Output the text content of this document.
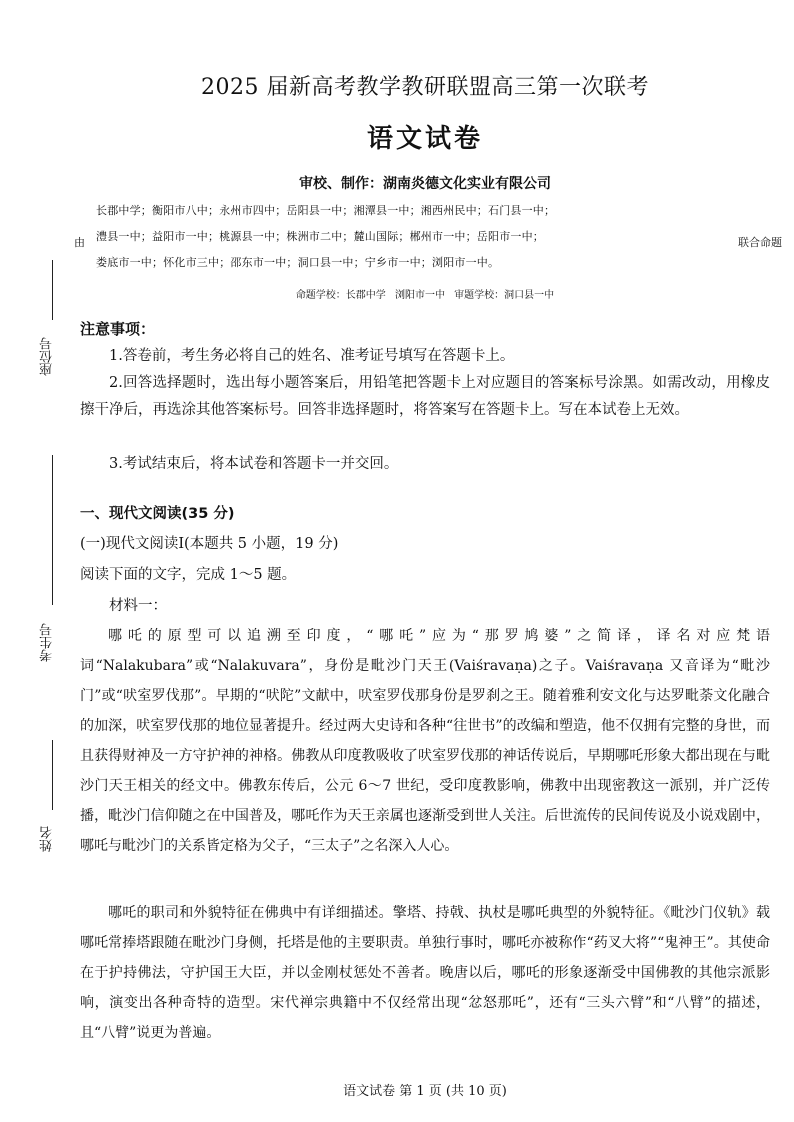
座位号
考生号
姓名
2025 届新高考教学教研联盟高三第一次联考
语文试卷
审校、制作：湖南炎德文化实业有限公司
由
长郡中学；衡阳市八中；永州市四中；岳阳县一中；湘潭县一中；湘西州民中；石门县一中；
澧县一中；益阳市一中；桃源县一中；株洲市二中；麓山国际；郴州市一中；岳阳市一中；
娄底市一中；怀化市三中；邵东市一中；洞口县一中；宁乡市一中；浏阳市一中。
联合命题
命题学校：长郡中学 浏阳市一中 审题学校：洞口县一中
注意事项：
1.答卷前，考生务必将自己的姓名、准考证号填写在答题卡上。
2.回答选择题时，选出每小题答案后，用铅笔把答题卡上对应题目的答案标号涂黑。如需改动，用橡皮擦干净后，再选涂其他答案标号。回答非选择题时，将答案写在答题卡上。写在本试卷上无效。
3.考试结束后，将本试卷和答题卡一并交回。
一、现代文阅读(35 分)
(一)现代文阅读Ⅰ(本题共 5 小题，19 分)
阅读下面的文字，完成 1～5 题。
材料一：
哪吒的原型可以追溯至印度，“哪吒”应为“那罗鸠婆”之简译，译名对应梵语词“Nalakubara”或“Nalakuvara”，身份是毗沙门天王(Vaiśravaṇa)之子。Vaiśravaṇa 又音译为“毗沙门”或“吠室罗伐那”。早期的“吠陀”文献中，吠室罗伐那身份是罗刹之王。随着雅利安文化与达罗毗荼文化融合的加深，吠室罗伐那的地位显著提升。经过两大史诗和各种“往世书”的改编和塑造，他不仅拥有完整的身世，而且获得财神及一方守护神的神格。佛教从印度教吸收了吠室罗伐那的神话传说后，早期哪吒形象大都出现在与毗沙门天王相关的经文中。佛教东传后，公元 6～7 世纪，受印度教影响，佛教中出现密教这一派别，并广泛传播，毗沙门信仰随之在中国普及，哪吒作为天王亲属也逐渐受到世人关注。后世流传的民间传说及小说戏剧中，哪吒与毗沙门的关系皆定格为父子，“三太子”之名深入人心。
哪吒的职司和外貌特征在佛典中有详细描述。擎塔、持戟、执杖是哪吒典型的外貌特征。《毗沙门仪轨》载哪吒常捧塔跟随在毗沙门身侧，托塔是他的主要职责。单独行事时，哪吒亦被称作“药叉大将”“鬼神王”。其使命在于护持佛法，守护国王大臣，并以金刚杖惩处不善者。晚唐以后，哪吒的形象逐渐受中国佛教的其他宗派影响，演变出各种奇特的造型。宋代禅宗典籍中不仅经常出现“忿怒那吒”，还有“三头六臂”和“八臂”的描述，且“八臂”说更为普遍。
语文试卷 第 1 页 (共 10 页)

● ● ● ● ●

Reproduce the full listing above verbatim, with no pictures included.

Output the text content of this document.
座位号
考生号
姓名
2025 届新高考教学教研联盟高三第一次联考
语文试卷
审校、制作：湖南炎德文化实业有限公司
由
长郡中学；衡阳市八中；永州市四中；岳阳县一中；湘潭县一中；湘西州民中；石门县一中；
澧县一中；益阳市一中；桃源县一中；株洲市二中；麓山国际；郴州市一中；岳阳市一中；
娄底市一中；怀化市三中；邵东市一中；洞口县一中；宁乡市一中；浏阳市一中。
联合命题
命题学校：长郡中学 浏阳市一中 审题学校：洞口县一中
注意事项：
1.答卷前，考生务必将自己的姓名、准考证号填写在答题卡上。
2.回答选择题时，选出每小题答案后，用铅笔把答题卡上对应题目的答案标号涂黑。如需改动，用橡皮擦干净后，再选涂其他答案标号。回答非选择题时，将答案写在答题卡上。写在本试卷上无效。
3.考试结束后，将本试卷和答题卡一并交回。
一、现代文阅读(35 分)
(一)现代文阅读Ⅰ(本题共 5 小题，19 分)
阅读下面的文字，完成 1～5 题。
材料一：
哪吒的原型可以追溯至印度，“哪吒”应为“那罗鸠婆”之简译，译名对应梵语词“Nalakubara”或“Nalakuvara”，身份是毗沙门天王(Vaiśravaṇa)之子。Vaiśravaṇa 又音译为“毗沙门”或“吠室罗伐那”。早期的“吠陀”文献中，吠室罗伐那身份是罗刹之王。随着雅利安文化与达罗毗荼文化融合的加深，吠室罗伐那的地位显著提升。经过两大史诗和各种“往世书”的改编和塑造，他不仅拥有完整的身世，而且获得财神及一方守护神的神格。佛教从印度教吸收了吠室罗伐那的神话传说后，早期哪吒形象大都出现在与毗沙门天王相关的经文中。佛教东传后，公元 6～7 世纪，受印度教影响，佛教中出现密教这一派别，并广泛传播，毗沙门信仰随之在中国普及，哪吒作为天王亲属也逐渐受到世人关注。后世流传的民间传说及小说戏剧中，哪吒与毗沙门的关系皆定格为父子，“三太子”之名深入人心。
哪吒的职司和外貌特征在佛典中有详细描述。擎塔、持戟、执杖是哪吒典型的外貌特征。《毗沙门仪轨》载哪吒常捧塔跟随在毗沙门身侧，托塔是他的主要职责。单独行事时，哪吒亦被称作“药叉大将”“鬼神王”。其使命在于护持佛法，守护国王大臣，并以金刚杖惩处不善者。晚唐以后，哪吒的形象逐渐受中国佛教的其他宗派影响，演变出各种奇特的造型。宋代禅宗典籍中不仅经常出现“忿怒那吒”，还有“三头六臂”和“八臂”的描述，且“八臂”说更为普遍。
语文试卷 第 1 页 (共 10 页)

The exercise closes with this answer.